> **GOAL**
Would you transcribe all of the data exactly, down to the last character?

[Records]
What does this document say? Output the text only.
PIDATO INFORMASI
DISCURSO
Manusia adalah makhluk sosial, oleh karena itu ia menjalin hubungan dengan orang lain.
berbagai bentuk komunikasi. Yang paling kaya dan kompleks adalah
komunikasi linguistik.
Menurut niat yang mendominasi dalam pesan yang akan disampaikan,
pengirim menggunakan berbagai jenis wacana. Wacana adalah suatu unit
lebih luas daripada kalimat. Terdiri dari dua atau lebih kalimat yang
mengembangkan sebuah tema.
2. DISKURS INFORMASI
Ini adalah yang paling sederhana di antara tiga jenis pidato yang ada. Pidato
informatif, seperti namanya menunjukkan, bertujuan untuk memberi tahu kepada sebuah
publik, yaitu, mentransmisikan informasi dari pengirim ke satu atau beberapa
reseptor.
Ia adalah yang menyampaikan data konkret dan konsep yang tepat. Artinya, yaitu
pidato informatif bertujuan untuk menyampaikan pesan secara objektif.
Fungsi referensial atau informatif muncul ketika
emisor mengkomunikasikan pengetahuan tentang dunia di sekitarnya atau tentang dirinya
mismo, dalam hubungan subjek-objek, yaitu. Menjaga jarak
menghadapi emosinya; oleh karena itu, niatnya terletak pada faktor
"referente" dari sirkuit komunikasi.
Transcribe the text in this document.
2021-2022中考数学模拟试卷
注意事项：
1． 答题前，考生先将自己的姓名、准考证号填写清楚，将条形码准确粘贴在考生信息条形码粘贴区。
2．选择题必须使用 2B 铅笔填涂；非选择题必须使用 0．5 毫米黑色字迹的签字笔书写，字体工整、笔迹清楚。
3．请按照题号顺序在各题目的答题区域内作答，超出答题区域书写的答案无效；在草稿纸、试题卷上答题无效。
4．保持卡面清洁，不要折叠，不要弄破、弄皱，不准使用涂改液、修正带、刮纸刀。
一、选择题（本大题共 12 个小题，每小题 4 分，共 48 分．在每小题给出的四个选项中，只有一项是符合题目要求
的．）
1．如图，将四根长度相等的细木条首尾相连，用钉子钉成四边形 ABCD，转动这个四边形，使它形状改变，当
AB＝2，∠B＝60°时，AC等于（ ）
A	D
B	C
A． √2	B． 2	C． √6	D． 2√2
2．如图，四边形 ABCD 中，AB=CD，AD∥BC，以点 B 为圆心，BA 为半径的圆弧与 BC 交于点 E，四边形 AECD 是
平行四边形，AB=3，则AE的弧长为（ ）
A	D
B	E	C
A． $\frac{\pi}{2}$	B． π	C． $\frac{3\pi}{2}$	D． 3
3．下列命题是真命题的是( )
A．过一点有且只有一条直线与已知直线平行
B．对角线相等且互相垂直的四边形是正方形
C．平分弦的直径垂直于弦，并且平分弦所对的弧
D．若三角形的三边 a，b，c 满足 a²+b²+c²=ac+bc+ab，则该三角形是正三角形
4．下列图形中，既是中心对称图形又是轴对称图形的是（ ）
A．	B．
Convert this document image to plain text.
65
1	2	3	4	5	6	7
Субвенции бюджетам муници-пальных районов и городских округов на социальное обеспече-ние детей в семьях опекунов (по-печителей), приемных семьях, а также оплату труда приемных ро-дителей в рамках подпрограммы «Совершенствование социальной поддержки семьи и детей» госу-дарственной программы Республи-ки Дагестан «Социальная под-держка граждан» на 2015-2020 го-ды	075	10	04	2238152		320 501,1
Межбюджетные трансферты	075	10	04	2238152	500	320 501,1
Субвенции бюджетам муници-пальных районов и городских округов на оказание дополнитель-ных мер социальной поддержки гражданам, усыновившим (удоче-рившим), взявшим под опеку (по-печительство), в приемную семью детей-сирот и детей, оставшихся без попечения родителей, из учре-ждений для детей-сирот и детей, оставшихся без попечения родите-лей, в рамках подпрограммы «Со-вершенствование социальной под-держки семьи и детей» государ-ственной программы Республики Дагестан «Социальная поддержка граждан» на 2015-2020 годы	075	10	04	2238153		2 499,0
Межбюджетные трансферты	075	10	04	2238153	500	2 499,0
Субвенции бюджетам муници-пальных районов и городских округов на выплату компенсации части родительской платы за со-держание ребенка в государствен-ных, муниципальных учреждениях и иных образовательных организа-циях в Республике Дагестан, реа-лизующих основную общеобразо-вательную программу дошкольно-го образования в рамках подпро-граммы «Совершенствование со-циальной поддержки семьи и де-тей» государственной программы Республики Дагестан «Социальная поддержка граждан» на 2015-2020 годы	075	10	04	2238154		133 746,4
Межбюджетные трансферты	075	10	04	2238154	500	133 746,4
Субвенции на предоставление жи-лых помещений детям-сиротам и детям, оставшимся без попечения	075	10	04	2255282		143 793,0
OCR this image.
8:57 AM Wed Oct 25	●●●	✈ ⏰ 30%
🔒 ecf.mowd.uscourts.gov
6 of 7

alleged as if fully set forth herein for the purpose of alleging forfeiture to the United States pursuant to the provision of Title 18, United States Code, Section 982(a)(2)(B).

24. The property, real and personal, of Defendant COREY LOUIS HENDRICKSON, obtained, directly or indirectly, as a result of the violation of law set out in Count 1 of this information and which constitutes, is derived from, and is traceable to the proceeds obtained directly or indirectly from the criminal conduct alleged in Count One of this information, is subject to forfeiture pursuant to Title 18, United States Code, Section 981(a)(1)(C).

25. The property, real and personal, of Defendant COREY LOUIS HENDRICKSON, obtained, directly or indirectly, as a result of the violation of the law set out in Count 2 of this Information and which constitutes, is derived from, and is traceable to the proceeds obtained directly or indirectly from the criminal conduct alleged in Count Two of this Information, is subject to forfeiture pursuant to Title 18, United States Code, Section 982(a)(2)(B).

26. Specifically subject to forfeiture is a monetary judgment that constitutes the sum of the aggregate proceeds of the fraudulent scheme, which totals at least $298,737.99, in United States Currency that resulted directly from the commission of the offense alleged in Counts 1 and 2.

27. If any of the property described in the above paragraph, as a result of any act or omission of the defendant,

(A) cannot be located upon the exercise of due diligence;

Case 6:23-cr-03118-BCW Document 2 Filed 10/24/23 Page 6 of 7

> **RESPONSE**
What does this document say? Output the text only.
PIDATO INFORMASI
DISCURSO
Manusia adalah makhluk sosial, oleh karena itu ia menjalin hubungan dengan orang lain.
berbagai bentuk komunikasi. Yang paling kaya dan kompleks adalah
komunikasi linguistik.
Menurut niat yang mendominasi dalam pesan yang akan disampaikan,
pengirim menggunakan berbagai jenis wacana. Wacana adalah suatu unit
lebih luas daripada kalimat. Terdiri dari dua atau lebih kalimat yang
mengembangkan sebuah tema.
2. DISKURS INFORMASI
Ini adalah yang paling sederhana di antara tiga jenis pidato yang ada. Pidato
informatif, seperti namanya menunjukkan, bertujuan untuk memberi tahu kepada sebuah
publik, yaitu, mentransmisikan informasi dari pengirim ke satu atau beberapa
reseptor.
Ia adalah yang menyampaikan data konkret dan konsep yang tepat. Artinya, yaitu
pidato informatif bertujuan untuk menyampaikan pesan secara objektif.
Fungsi referensial atau informatif muncul ketika
emisor mengkomunikasikan pengetahuan tentang dunia di sekitarnya atau tentang dirinya
mismo, dalam hubungan subjek-objek, yaitu. Menjaga jarak
menghadapi emosinya; oleh karena itu, niatnya terletak pada faktor
"referente" dari sirkuit komunikasi.
Transcribe the text in this document.
2021-2022中考数学模拟试卷
注意事项：
1． 答题前，考生先将自己的姓名、准考证号填写清楚，将条形码准确粘贴在考生信息条形码粘贴区。
2．选择题必须使用 2B 铅笔填涂；非选择题必须使用 0．5 毫米黑色字迹的签字笔书写，字体工整、笔迹清楚。
3．请按照题号顺序在各题目的答题区域内作答，超出答题区域书写的答案无效；在草稿纸、试题卷上答题无效。
4．保持卡面清洁，不要折叠，不要弄破、弄皱，不准使用涂改液、修正带、刮纸刀。
一、选择题（本大题共 12 个小题，每小题 4 分，共 48 分．在每小题给出的四个选项中，只有一项是符合题目要求
的．）
1．如图，将四根长度相等的细木条首尾相连，用钉子钉成四边形 ABCD，转动这个四边形，使它形状改变，当
AB＝2，∠B＝60°时，AC等于（ ）
A	D
B	C
A． √2	B． 2	C． √6	D． 2√2
2．如图，四边形 ABCD 中，AB=CD，AD∥BC，以点 B 为圆心，BA 为半径的圆弧与 BC 交于点 E，四边形 AECD 是
平行四边形，AB=3，则AE的弧长为（ ）
A	D
B	E	C
A． $\frac{\pi}{2}$	B． π	C． $\frac{3\pi}{2}$	D． 3
3．下列命题是真命题的是( )
A．过一点有且只有一条直线与已知直线平行
B．对角线相等且互相垂直的四边形是正方形
C．平分弦的直径垂直于弦，并且平分弦所对的弧
D．若三角形的三边 a，b，c 满足 a²+b²+c²=ac+bc+ab，则该三角形是正三角形
4．下列图形中，既是中心对称图形又是轴对称图形的是（ ）
A．	B．
Convert this document image to plain text.
65
1	2	3	4	5	6	7
Субвенции бюджетам муници-пальных районов и городских округов на социальное обеспече-ние детей в семьях опекунов (по-печителей), приемных семьях, а также оплату труда приемных ро-дителей в рамках подпрограммы «Совершенствование социальной поддержки семьи и детей» госу-дарственной программы Республи-ки Дагестан «Социальная под-держка граждан» на 2015-2020 го-ды	075	10	04	2238152		320 501,1
Межбюджетные трансферты	075	10	04	2238152	500	320 501,1
Субвенции бюджетам муници-пальных районов и городских округов на оказание дополнитель-ных мер социальной поддержки гражданам, усыновившим (удоче-рившим), взявшим под опеку (по-печительство), в приемную семью детей-сирот и детей, оставшихся без попечения родителей, из учре-ждений для детей-сирот и детей, оставшихся без попечения родите-лей, в рамках подпрограммы «Со-вершенствование социальной под-держки семьи и детей» государ-ственной программы Республики Дагестан «Социальная поддержка граждан» на 2015-2020 годы	075	10	04	2238153		2 499,0
Межбюджетные трансферты	075	10	04	2238153	500	2 499,0
Субвенции бюджетам муници-пальных районов и городских округов на выплату компенсации части родительской платы за со-держание ребенка в государствен-ных, муниципальных учреждениях и иных образовательных организа-циях в Республике Дагестан, реа-лизующих основную общеобразо-вательную программу дошкольно-го образования в рамках подпро-граммы «Совершенствование со-циальной поддержки семьи и де-тей» государственной программы Республики Дагестан «Социальная поддержка граждан» на 2015-2020 годы	075	10	04	2238154		133 746,4
Межбюджетные трансферты	075	10	04	2238154	500	133 746,4
Субвенции на предоставление жи-лых помещений детям-сиротам и детям, оставшимся без попечения	075	10	04	2255282		143 793,0
OCR this image.
8:57 AM Wed Oct 25	●●●	✈ ⏰ 30%
🔒 ecf.mowd.uscourts.gov
6 of 7

alleged as if fully set forth herein for the purpose of alleging forfeiture to the United States pursuant to the provision of Title 18, United States Code, Section 982(a)(2)(B).

24. The property, real and personal, of Defendant COREY LOUIS HENDRICKSON, obtained, directly or indirectly, as a result of the violation of law set out in Count 1 of this information and which constitutes, is derived from, and is traceable to the proceeds obtained directly or indirectly from the criminal conduct alleged in Count One of this information, is subject to forfeiture pursuant to Title 18, United States Code, Section 981(a)(1)(C).

25. The property, real and personal, of Defendant COREY LOUIS HENDRICKSON, obtained, directly or indirectly, as a result of the violation of the law set out in Count 2 of this Information and which constitutes, is derived from, and is traceable to the proceeds obtained directly or indirectly from the criminal conduct alleged in Count Two of this Information, is subject to forfeiture pursuant to Title 18, United States Code, Section 982(a)(2)(B).

26. Specifically subject to forfeiture is a monetary judgment that constitutes the sum of the aggregate proceeds of the fraudulent scheme, which totals at least $298,737.99, in United States Currency that resulted directly from the commission of the offense alleged in Counts 1 and 2.

27. If any of the property described in the above paragraph, as a result of any act or omission of the defendant,

(A) cannot be located upon the exercise of due diligence;

Case 6:23-cr-03118-BCW Document 2 Filed 10/24/23 Page 6 of 7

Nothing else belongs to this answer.